» **Task directions**
Rewrite every line of the entries below as one numbered list, omitting blank lines.

════════════════════

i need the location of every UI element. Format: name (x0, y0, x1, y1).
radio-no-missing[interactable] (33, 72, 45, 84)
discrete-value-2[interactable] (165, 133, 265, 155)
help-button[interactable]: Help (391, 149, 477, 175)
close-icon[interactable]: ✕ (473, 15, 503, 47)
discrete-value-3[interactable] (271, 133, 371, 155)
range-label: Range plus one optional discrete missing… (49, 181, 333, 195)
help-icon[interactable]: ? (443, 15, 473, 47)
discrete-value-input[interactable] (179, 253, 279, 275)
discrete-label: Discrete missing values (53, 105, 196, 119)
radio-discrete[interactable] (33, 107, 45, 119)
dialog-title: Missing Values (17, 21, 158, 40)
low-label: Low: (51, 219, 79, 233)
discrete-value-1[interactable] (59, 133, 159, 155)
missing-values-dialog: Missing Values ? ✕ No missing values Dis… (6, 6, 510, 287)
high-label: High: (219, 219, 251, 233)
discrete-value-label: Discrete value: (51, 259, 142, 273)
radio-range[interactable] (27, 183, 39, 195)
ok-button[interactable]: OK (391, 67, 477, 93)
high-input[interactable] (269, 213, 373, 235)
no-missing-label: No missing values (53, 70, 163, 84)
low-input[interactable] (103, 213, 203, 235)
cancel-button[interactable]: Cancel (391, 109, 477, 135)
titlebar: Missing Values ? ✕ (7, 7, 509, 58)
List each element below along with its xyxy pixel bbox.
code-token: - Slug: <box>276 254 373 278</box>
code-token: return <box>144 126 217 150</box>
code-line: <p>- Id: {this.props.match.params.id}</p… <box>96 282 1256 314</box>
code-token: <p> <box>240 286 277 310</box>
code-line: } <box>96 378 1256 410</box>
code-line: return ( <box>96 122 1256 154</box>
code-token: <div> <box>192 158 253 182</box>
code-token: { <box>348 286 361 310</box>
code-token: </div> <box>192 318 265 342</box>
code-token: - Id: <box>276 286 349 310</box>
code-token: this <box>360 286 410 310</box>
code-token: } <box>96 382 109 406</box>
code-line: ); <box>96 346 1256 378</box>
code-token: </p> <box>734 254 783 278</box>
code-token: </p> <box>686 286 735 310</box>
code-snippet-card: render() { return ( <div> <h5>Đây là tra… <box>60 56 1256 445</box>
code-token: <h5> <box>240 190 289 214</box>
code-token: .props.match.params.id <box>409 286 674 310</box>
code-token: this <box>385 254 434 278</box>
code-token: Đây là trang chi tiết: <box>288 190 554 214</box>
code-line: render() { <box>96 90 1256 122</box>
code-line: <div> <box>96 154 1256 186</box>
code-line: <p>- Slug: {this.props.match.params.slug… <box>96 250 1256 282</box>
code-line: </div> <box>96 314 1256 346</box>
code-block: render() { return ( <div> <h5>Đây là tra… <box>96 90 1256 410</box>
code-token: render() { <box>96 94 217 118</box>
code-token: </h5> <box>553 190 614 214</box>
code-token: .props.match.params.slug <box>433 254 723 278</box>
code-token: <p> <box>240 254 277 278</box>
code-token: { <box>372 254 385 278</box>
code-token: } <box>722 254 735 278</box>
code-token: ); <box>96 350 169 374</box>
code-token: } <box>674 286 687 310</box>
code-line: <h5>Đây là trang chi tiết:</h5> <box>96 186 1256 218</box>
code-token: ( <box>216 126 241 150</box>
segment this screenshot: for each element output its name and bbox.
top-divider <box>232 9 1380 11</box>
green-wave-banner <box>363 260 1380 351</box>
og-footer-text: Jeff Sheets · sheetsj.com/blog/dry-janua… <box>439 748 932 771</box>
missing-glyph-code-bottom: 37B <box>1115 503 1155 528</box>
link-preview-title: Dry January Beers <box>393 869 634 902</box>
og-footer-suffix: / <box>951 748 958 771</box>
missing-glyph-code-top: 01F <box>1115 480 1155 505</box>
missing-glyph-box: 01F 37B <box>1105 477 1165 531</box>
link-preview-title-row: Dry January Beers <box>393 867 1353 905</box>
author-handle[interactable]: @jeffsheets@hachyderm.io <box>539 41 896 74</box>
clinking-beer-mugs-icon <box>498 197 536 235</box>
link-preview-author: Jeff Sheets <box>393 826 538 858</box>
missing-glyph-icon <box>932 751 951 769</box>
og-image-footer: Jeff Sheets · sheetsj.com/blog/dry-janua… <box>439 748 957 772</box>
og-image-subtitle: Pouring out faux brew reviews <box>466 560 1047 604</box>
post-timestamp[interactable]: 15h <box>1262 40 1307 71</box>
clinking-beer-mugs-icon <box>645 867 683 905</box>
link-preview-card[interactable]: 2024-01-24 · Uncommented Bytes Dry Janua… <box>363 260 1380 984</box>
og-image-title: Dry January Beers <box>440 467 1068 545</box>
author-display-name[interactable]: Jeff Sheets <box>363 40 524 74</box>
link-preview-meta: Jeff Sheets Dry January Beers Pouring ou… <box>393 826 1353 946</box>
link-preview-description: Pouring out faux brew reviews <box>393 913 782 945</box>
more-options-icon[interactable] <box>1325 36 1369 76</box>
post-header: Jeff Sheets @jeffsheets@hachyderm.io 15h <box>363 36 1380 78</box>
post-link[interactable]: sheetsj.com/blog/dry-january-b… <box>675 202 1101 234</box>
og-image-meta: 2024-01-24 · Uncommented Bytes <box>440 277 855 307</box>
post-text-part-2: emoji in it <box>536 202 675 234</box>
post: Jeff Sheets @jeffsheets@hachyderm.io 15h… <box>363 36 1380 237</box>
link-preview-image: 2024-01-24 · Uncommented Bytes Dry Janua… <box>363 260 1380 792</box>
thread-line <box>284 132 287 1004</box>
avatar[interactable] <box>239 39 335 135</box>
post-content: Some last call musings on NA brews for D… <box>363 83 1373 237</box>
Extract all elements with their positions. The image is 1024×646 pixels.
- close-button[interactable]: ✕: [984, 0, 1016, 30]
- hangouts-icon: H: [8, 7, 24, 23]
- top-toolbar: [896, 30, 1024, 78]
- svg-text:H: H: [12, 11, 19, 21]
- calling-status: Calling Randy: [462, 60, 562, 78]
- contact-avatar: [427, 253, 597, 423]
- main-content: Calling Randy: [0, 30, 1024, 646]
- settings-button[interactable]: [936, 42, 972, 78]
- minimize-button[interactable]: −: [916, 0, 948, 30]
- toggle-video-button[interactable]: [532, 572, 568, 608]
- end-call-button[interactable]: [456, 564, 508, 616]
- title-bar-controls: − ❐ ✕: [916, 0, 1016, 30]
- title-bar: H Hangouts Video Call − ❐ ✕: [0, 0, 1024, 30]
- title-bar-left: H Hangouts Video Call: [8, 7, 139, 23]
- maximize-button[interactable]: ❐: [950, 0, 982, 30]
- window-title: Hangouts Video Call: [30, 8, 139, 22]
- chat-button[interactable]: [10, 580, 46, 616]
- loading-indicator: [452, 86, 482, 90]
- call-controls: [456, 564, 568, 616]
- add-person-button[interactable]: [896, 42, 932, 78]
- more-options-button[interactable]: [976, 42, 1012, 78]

════════════════════

» **Exercise response**
1. i need the location of every UI element. Format: name (x0, y0, x1, y1).
2. radio-no-missing[interactable] (33, 72, 45, 84)
3. discrete-value-2[interactable] (165, 133, 265, 155)
4. help-button[interactable]: Help (391, 149, 477, 175)
5. close-icon[interactable]: ✕ (473, 15, 503, 47)
6. discrete-value-3[interactable] (271, 133, 371, 155)
7. range-label: Range plus one optional discrete missing… (49, 181, 333, 195)
8. help-icon[interactable]: ? (443, 15, 473, 47)
9. discrete-value-input[interactable] (179, 253, 279, 275)
10. discrete-label: Discrete missing values (53, 105, 196, 119)
11. radio-discrete[interactable] (33, 107, 45, 119)
12. dialog-title: Missing Values (17, 21, 158, 40)
13. low-label: Low: (51, 219, 79, 233)
14. discrete-value-1[interactable] (59, 133, 159, 155)
15. missing-values-dialog: Missing Values ? ✕ No missing values Dis… (6, 6, 510, 287)
16. high-label: High: (219, 219, 251, 233)
17. discrete-value-label: Discrete value: (51, 259, 142, 273)
18. radio-range[interactable] (27, 183, 39, 195)
19. ok-button[interactable]: OK (391, 67, 477, 93)
20. high-input[interactable] (269, 213, 373, 235)
21. no-missing-label: No missing values (53, 70, 163, 84)
22. low-input[interactable] (103, 213, 203, 235)
23. cancel-button[interactable]: Cancel (391, 109, 477, 135)
24. titlebar: Missing Values ? ✕ (7, 7, 509, 58)
25. List each element below along with its xyxy pixel bbox.
26. code-token: - Slug: <box>276 254 373 278</box>
27. code-token: return <box>144 126 217 150</box>
28. code-line: <p>- Id: {this.props.match.params.id}</p… <box>96 282 1256 314</box>
29. code-token: <p> <box>240 286 277 310</box>
30. code-line: } <box>96 378 1256 410</box>
31. code-line: return ( <box>96 122 1256 154</box>
32. code-token: <div> <box>192 158 253 182</box>
33. code-token: { <box>348 286 361 310</box>
34. code-token: </div> <box>192 318 265 342</box>
35. code-token: - Id: <box>276 286 349 310</box>
36. code-token: this <box>360 286 410 310</box>
37. code-token: } <box>96 382 109 406</box>
38. code-line: ); <box>96 346 1256 378</box>
39. code-token: </p> <box>734 254 783 278</box>
40. code-token: </p> <box>686 286 735 310</box>
41. code-snippet-card: render() { return ( <div> <h5>Đây là tra… <box>60 56 1256 445</box>
42. code-token: <h5> <box>240 190 289 214</box>
43. code-token: .props.match.params.id <box>409 286 674 310</box>
44. code-token: this <box>385 254 434 278</box>
45. code-token: Đây là trang chi tiết: <box>288 190 554 214</box>
46. code-line: render() { <box>96 90 1256 122</box>
47. code-line: <div> <box>96 154 1256 186</box>
48. code-line: <p>- Slug: {this.props.match.params.slug… <box>96 250 1256 282</box>
49. code-line: </div> <box>96 314 1256 346</box>
50. code-block: render() { return ( <div> <h5>Đây là tra… <box>96 90 1256 410</box>
51. code-token: render() { <box>96 94 217 118</box>
52. code-token: </h5> <box>553 190 614 214</box>
53. code-token: .props.match.params.slug <box>433 254 723 278</box>
54. code-token: <p> <box>240 254 277 278</box>
55. code-token: { <box>372 254 385 278</box>
56. code-token: } <box>722 254 735 278</box>
57. code-token: ); <box>96 350 169 374</box>
58. code-token: } <box>674 286 687 310</box>
59. code-line: <h5>Đây là trang chi tiết:</h5> <box>96 186 1256 218</box>
60. code-token: ( <box>216 126 241 150</box>
61. segment this screenshot: for each element output its name and bbox.
62. top-divider <box>232 9 1380 11</box>
63. green-wave-banner <box>363 260 1380 351</box>
64. og-footer-text: Jeff Sheets · sheetsj.com/blog/dry-janua… <box>439 748 932 771</box>
65. missing-glyph-code-bottom: 37B <box>1115 503 1155 528</box>
66. link-preview-title: Dry January Beers <box>393 869 634 902</box>
67. og-footer-suffix: / <box>951 748 958 771</box>
68. missing-glyph-code-top: 01F <box>1115 480 1155 505</box>
69. missing-glyph-box: 01F 37B <box>1105 477 1165 531</box>
70. link-preview-title-row: Dry January Beers <box>393 867 1353 905</box>
71. author-handle[interactable]: @jeffsheets@hachyderm.io <box>539 41 896 74</box>
72. clinking-beer-mugs-icon <box>498 197 536 235</box>
73. link-preview-author: Jeff Sheets <box>393 826 538 858</box>
74. missing-glyph-icon <box>932 751 951 769</box>
75. og-image-footer: Jeff Sheets · sheetsj.com/blog/dry-janua… <box>439 748 957 772</box>
76. og-image-subtitle: Pouring out faux brew reviews <box>466 560 1047 604</box>
77. post-timestamp[interactable]: 15h <box>1262 40 1307 71</box>
78. clinking-beer-mugs-icon <box>645 867 683 905</box>
79. link-preview-card[interactable]: 2024-01-24 · Uncommented Bytes Dry Janua… <box>363 260 1380 984</box>
80. og-image-title: Dry January Beers <box>440 467 1068 545</box>
81. author-display-name[interactable]: Jeff Sheets <box>363 40 524 74</box>
82. link-preview-meta: Jeff Sheets Dry January Beers Pouring ou… <box>393 826 1353 946</box>
83. link-preview-description: Pouring out faux brew reviews <box>393 913 782 945</box>
84. more-options-icon[interactable] <box>1325 36 1369 76</box>
85. post-header: Jeff Sheets @jeffsheets@hachyderm.io 15h <box>363 36 1380 78</box>
86. post-link[interactable]: sheetsj.com/blog/dry-january-b… <box>675 202 1101 234</box>
87. og-image-meta: 2024-01-24 · Uncommented Bytes <box>440 277 855 307</box>
88. post-text-part-2: emoji in it <box>536 202 675 234</box>
89. post: Jeff Sheets @jeffsheets@hachyderm.io 15h… <box>363 36 1380 237</box>
90. link-preview-image: 2024-01-24 · Uncommented Bytes Dry Janua… <box>363 260 1380 792</box>
91. thread-line <box>284 132 287 1004</box>
92. avatar[interactable] <box>239 39 335 135</box>
93. post-content: Some last call musings on NA brews for D… <box>363 83 1373 237</box>
94. Extract all elements with their positions. The image is 1024×646 pixels.
95. - close-button[interactable]: ✕: [984, 0, 1016, 30]
96. - hangouts-icon: H: [8, 7, 24, 23]
97. - top-toolbar: [896, 30, 1024, 78]
98. - svg-text:H: H: [12, 11, 19, 21]
99. - calling-status: Calling Randy: [462, 60, 562, 78]
100. - contact-avatar: [427, 253, 597, 423]
101. - main-content: Calling Randy: [0, 30, 1024, 646]
102. - settings-button[interactable]: [936, 42, 972, 78]
103. - minimize-button[interactable]: −: [916, 0, 948, 30]
104. - toggle-video-button[interactable]: [532, 572, 568, 608]
105. - end-call-button[interactable]: [456, 564, 508, 616]
106. - title-bar-controls: − ❐ ✕: [916, 0, 1016, 30]
107. - title-bar: H Hangouts Video Call − ❐ ✕: [0, 0, 1024, 30]
108. - title-bar-left: H Hangouts Video Call: [8, 7, 139, 23]
109. - maximize-button[interactable]: ❐: [950, 0, 982, 30]
110. - window-title: Hangouts Video Call: [30, 8, 139, 22]
111. - chat-button[interactable]: [10, 580, 46, 616]
112. - loading-indicator: [452, 86, 482, 90]
113. - call-controls: [456, 564, 568, 616]
114. - add-person-button[interactable]: [896, 42, 932, 78]
115. - more-options-button[interactable]: [976, 42, 1012, 78]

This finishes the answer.